— START —
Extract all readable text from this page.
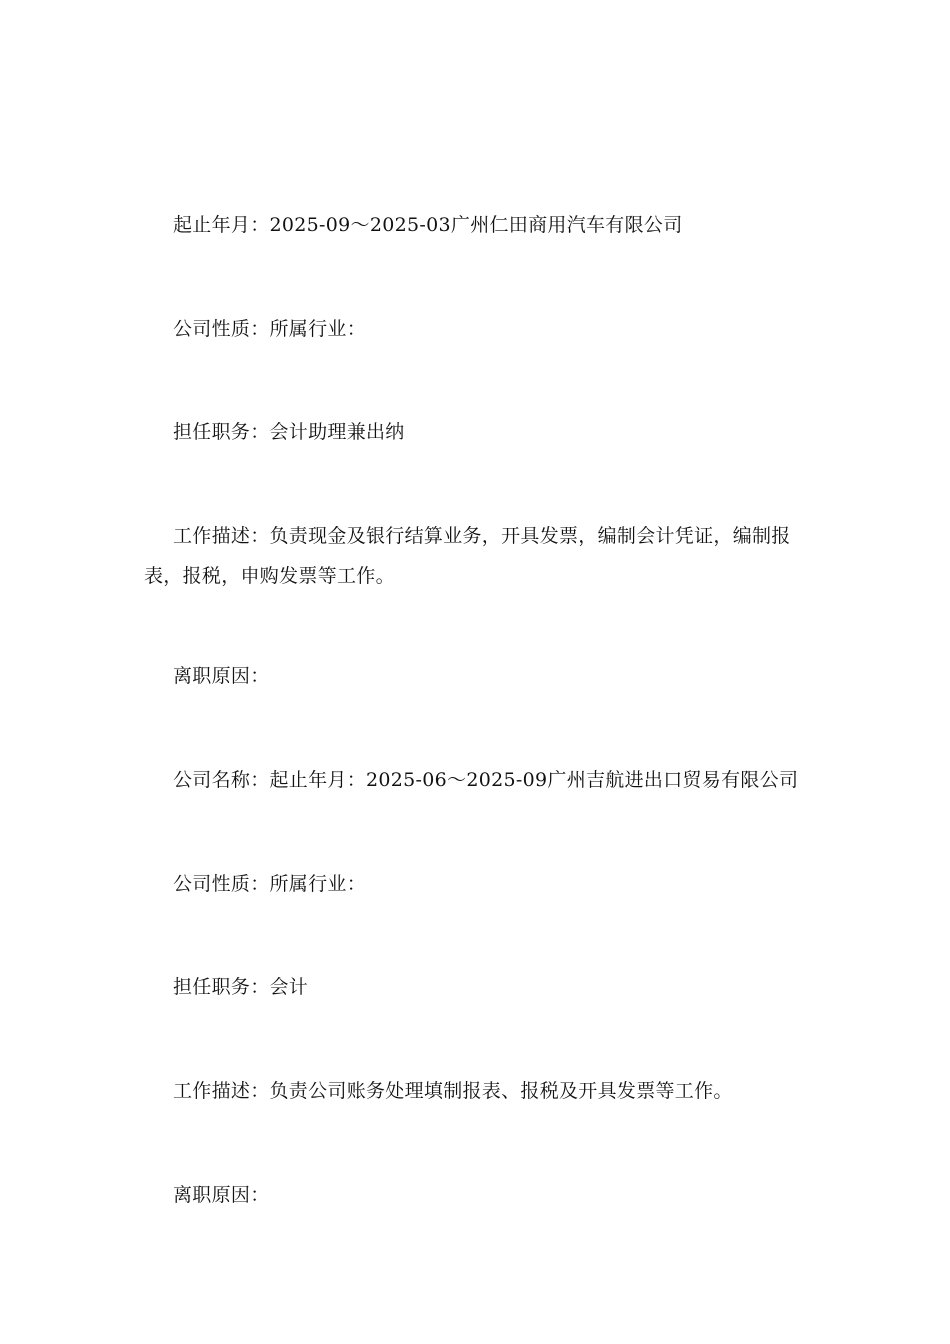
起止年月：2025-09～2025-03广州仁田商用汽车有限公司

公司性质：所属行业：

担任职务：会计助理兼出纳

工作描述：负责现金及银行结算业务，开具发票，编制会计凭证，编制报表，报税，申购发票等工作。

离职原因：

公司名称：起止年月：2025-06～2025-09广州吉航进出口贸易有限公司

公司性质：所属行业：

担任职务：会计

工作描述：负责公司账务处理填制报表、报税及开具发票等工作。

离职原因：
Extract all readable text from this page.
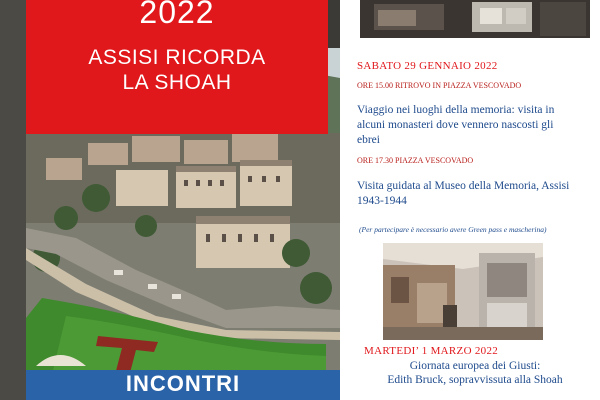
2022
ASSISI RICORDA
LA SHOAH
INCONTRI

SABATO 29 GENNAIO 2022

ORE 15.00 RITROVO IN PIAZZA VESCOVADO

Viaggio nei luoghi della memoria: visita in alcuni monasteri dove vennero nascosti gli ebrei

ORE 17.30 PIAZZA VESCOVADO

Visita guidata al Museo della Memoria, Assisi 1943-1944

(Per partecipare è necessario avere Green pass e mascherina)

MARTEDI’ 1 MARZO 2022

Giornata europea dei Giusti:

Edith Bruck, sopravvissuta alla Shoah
— END —
### WHAT YOU NEED TO DO
Find the word "工作描述" in the data and show each line that holds it.

### EXPECTED OUTPUT
工作描述：负责现金及银行结算业务，开具发票，编制会计凭证，编制报表，报税，申购发票等工作。
工作描述：负责公司账务处理填制报表、报税及开具发票等工作。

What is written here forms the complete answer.